▸ **Source records**
######

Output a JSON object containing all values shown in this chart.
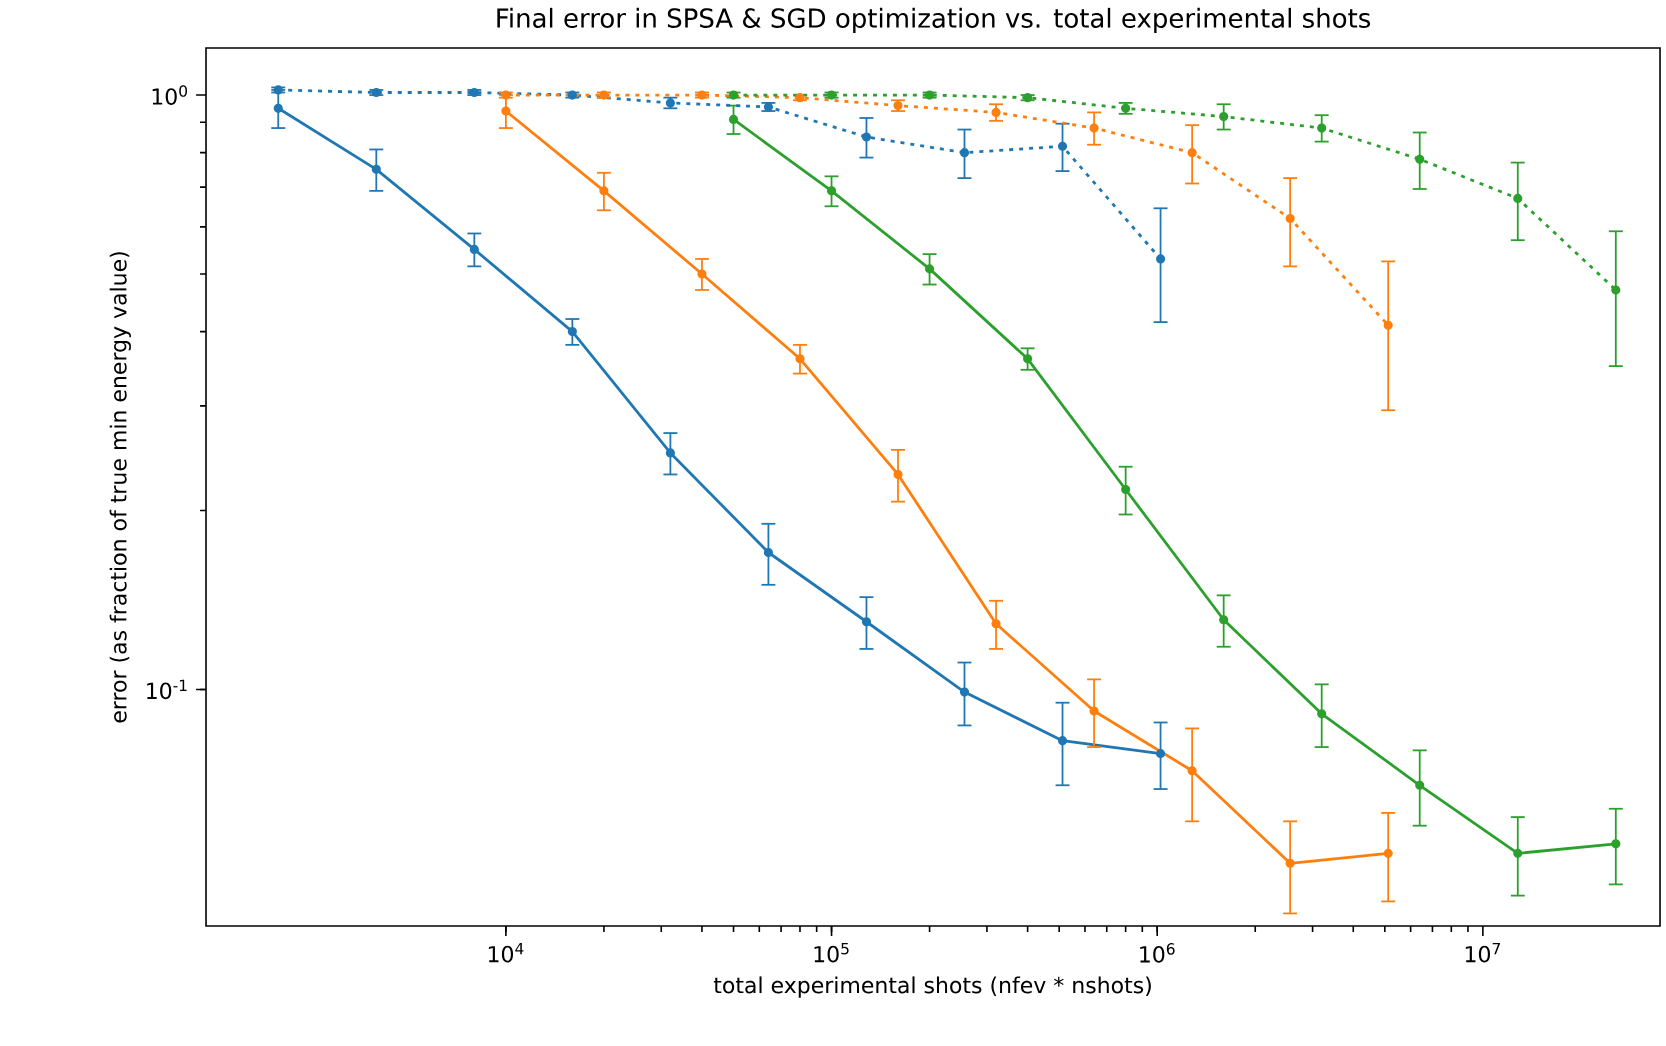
{
  "chart_data": {
    "type": "line",
    "title": "Final error in SPSA & SGD optimization vs. total experimental shots",
    "xlabel": "total experimental shots (nfev * nshots)",
    "ylabel": "error (as fraction of true min energy value)",
    "log": "xy",
    "xlim": [
      1200,
      35000000
    ],
    "ylim": [
      0.04,
      1.2
    ],
    "xticks": [
      {
        "value": 10000,
        "label": "10$^{4}$"
      },
      {
        "value": 100000,
        "label": "10$^{5}$"
      },
      {
        "value": 1000000,
        "label": "10$^{6}$"
      },
      {
        "value": 10000000,
        "label": "10$^{7}$"
      }
    ],
    "yticks": [
      {
        "value": 0.1,
        "label": "10$^{-1}$"
      },
      {
        "value": 1,
        "label": "10$^{0}$"
      }
    ],
    "marker": "circle",
    "series": [
      {
        "color": "#1f77b4",
        "line_style": "solid",
        "x": [
          2000,
          4000,
          8000,
          16000,
          32000,
          64000,
          128000,
          256000,
          512000,
          1024000
        ],
        "values": [
          0.95,
          0.75,
          0.55,
          0.4,
          0.25,
          0.17,
          0.13,
          0.099,
          0.082,
          0.078
        ],
        "errors": [
          0.07,
          0.06,
          0.035,
          0.02,
          0.02,
          0.02,
          0.013,
          0.012,
          0.013,
          0.01
        ]
      },
      {
        "color": "#ff7f0e",
        "line_style": "solid",
        "x": [
          10000,
          20000,
          40000,
          80000,
          160000,
          320000,
          640000,
          1280000,
          2560000,
          5120000
        ],
        "values": [
          0.94,
          0.69,
          0.5,
          0.36,
          0.23,
          0.129,
          0.092,
          0.073,
          0.051,
          0.053
        ],
        "errors": [
          0.06,
          0.05,
          0.03,
          0.02,
          0.023,
          0.012,
          0.012,
          0.013,
          0.009,
          0.009
        ]
      },
      {
        "color": "#2ca02c",
        "line_style": "solid",
        "x": [
          50000,
          100000,
          200000,
          400000,
          800000,
          1600000,
          3200000,
          6400000,
          12800000,
          25600000
        ],
        "values": [
          0.91,
          0.69,
          0.51,
          0.36,
          0.217,
          0.131,
          0.091,
          0.069,
          0.053,
          0.055
        ],
        "errors": [
          0.05,
          0.04,
          0.03,
          0.015,
          0.02,
          0.013,
          0.011,
          0.01,
          0.008,
          0.008
        ]
      },
      {
        "color": "#1f77b4",
        "line_style": "dotted",
        "x": [
          2000,
          4000,
          8000,
          16000,
          32000,
          64000,
          128000,
          256000,
          512000,
          1024000
        ],
        "values": [
          1.02,
          1.01,
          1.01,
          1.0,
          0.97,
          0.955,
          0.85,
          0.8,
          0.82,
          0.53
        ],
        "errors": [
          0.01,
          0.01,
          0.01,
          0.01,
          0.02,
          0.015,
          0.065,
          0.075,
          0.075,
          0.115
        ]
      },
      {
        "color": "#ff7f0e",
        "line_style": "dotted",
        "x": [
          10000,
          20000,
          40000,
          80000,
          160000,
          320000,
          640000,
          1280000,
          2560000,
          5120000
        ],
        "values": [
          1.0,
          1.0,
          1.0,
          0.99,
          0.96,
          0.935,
          0.88,
          0.8,
          0.62,
          0.41
        ],
        "errors": [
          0.01,
          0.01,
          0.01,
          0.01,
          0.02,
          0.03,
          0.055,
          0.09,
          0.105,
          0.115
        ]
      },
      {
        "color": "#2ca02c",
        "line_style": "dotted",
        "x": [
          50000,
          100000,
          200000,
          400000,
          800000,
          1600000,
          3200000,
          6400000,
          12800000,
          25600000
        ],
        "values": [
          1.0,
          1.0,
          1.0,
          0.99,
          0.95,
          0.92,
          0.88,
          0.78,
          0.67,
          0.47
        ],
        "errors": [
          0.01,
          0.01,
          0.01,
          0.01,
          0.02,
          0.045,
          0.045,
          0.085,
          0.1,
          0.12
        ]
      }
    ]
  }
}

######

▸ **What you will do**
Reproduce every line above as written, skipping pictures.

▸ **Result for this exercise**
Output a JSON object containing all values shown in this chart.
{
  "chart_data": {
    "type": "line",
    "title": "Final error in SPSA & SGD optimization vs. total experimental shots",
    "xlabel": "total experimental shots (nfev * nshots)",
    "ylabel": "error (as fraction of true min energy value)",
    "log": "xy",
    "xlim": [
      1200,
      35000000
    ],
    "ylim": [
      0.04,
      1.2
    ],
    "xticks": [
      {
        "value": 10000,
        "label": "10$^{4}$"
      },
      {
        "value": 100000,
        "label": "10$^{5}$"
      },
      {
        "value": 1000000,
        "label": "10$^{6}$"
      },
      {
        "value": 10000000,
        "label": "10$^{7}$"
      }
    ],
    "yticks": [
      {
        "value": 0.1,
        "label": "10$^{-1}$"
      },
      {
        "value": 1,
        "label": "10$^{0}$"
      }
    ],
    "marker": "circle",
    "series": [
      {
        "color": "#1f77b4",
        "line_style": "solid",
        "x": [
          2000,
          4000,
          8000,
          16000,
          32000,
          64000,
          128000,
          256000,
          512000,
          1024000
        ],
        "values": [
          0.95,
          0.75,
          0.55,
          0.4,
          0.25,
          0.17,
          0.13,
          0.099,
          0.082,
          0.078
        ],
        "errors": [
          0.07,
          0.06,
          0.035,
          0.02,
          0.02,
          0.02,
          0.013,
          0.012,
          0.013,
          0.01
        ]
      },
      {
        "color": "#ff7f0e",
        "line_style": "solid",
        "x": [
          10000,
          20000,
          40000,
          80000,
          160000,
          320000,
          640000,
          1280000,
          2560000,
          5120000
        ],
        "values": [
          0.94,
          0.69,
          0.5,
          0.36,
          0.23,
          0.129,
          0.092,
          0.073,
          0.051,
          0.053
        ],
        "errors": [
          0.06,
          0.05,
          0.03,
          0.02,
          0.023,
          0.012,
          0.012,
          0.013,
          0.009,
          0.009
        ]
      },
      {
        "color": "#2ca02c",
        "line_style": "solid",
        "x": [
          50000,
          100000,
          200000,
          400000,
          800000,
          1600000,
          3200000,
          6400000,
          12800000,
          25600000
        ],
        "values": [
          0.91,
          0.69,
          0.51,
          0.36,
          0.217,
          0.131,
          0.091,
          0.069,
          0.053,
          0.055
        ],
        "errors": [
          0.05,
          0.04,
          0.03,
          0.015,
          0.02,
          0.013,
          0.011,
          0.01,
          0.008,
          0.008
        ]
      },
      {
        "color": "#1f77b4",
        "line_style": "dotted",
        "x": [
          2000,
          4000,
          8000,
          16000,
          32000,
          64000,
          128000,
          256000,
          512000,
          1024000
        ],
        "values": [
          1.02,
          1.01,
          1.01,
          1.0,
          0.97,
          0.955,
          0.85,
          0.8,
          0.82,
          0.53
        ],
        "errors": [
          0.01,
          0.01,
          0.01,
          0.01,
          0.02,
          0.015,
          0.065,
          0.075,
          0.075,
          0.115
        ]
      },
      {
        "color": "#ff7f0e",
        "line_style": "dotted",
        "x": [
          10000,
          20000,
          40000,
          80000,
          160000,
          320000,
          640000,
          1280000,
          2560000,
          5120000
        ],
        "values": [
          1.0,
          1.0,
          1.0,
          0.99,
          0.96,
          0.935,
          0.88,
          0.8,
          0.62,
          0.41
        ],
        "errors": [
          0.01,
          0.01,
          0.01,
          0.01,
          0.02,
          0.03,
          0.055,
          0.09,
          0.105,
          0.115
        ]
      },
      {
        "color": "#2ca02c",
        "line_style": "dotted",
        "x": [
          50000,
          100000,
          200000,
          400000,
          800000,
          1600000,
          3200000,
          6400000,
          12800000,
          25600000
        ],
        "values": [
          1.0,
          1.0,
          1.0,
          0.99,
          0.95,
          0.92,
          0.88,
          0.78,
          0.67,
          0.47
        ],
        "errors": [
          0.01,
          0.01,
          0.01,
          0.01,
          0.02,
          0.045,
          0.045,
          0.085,
          0.1,
          0.12
        ]
      }
    ]
  }
}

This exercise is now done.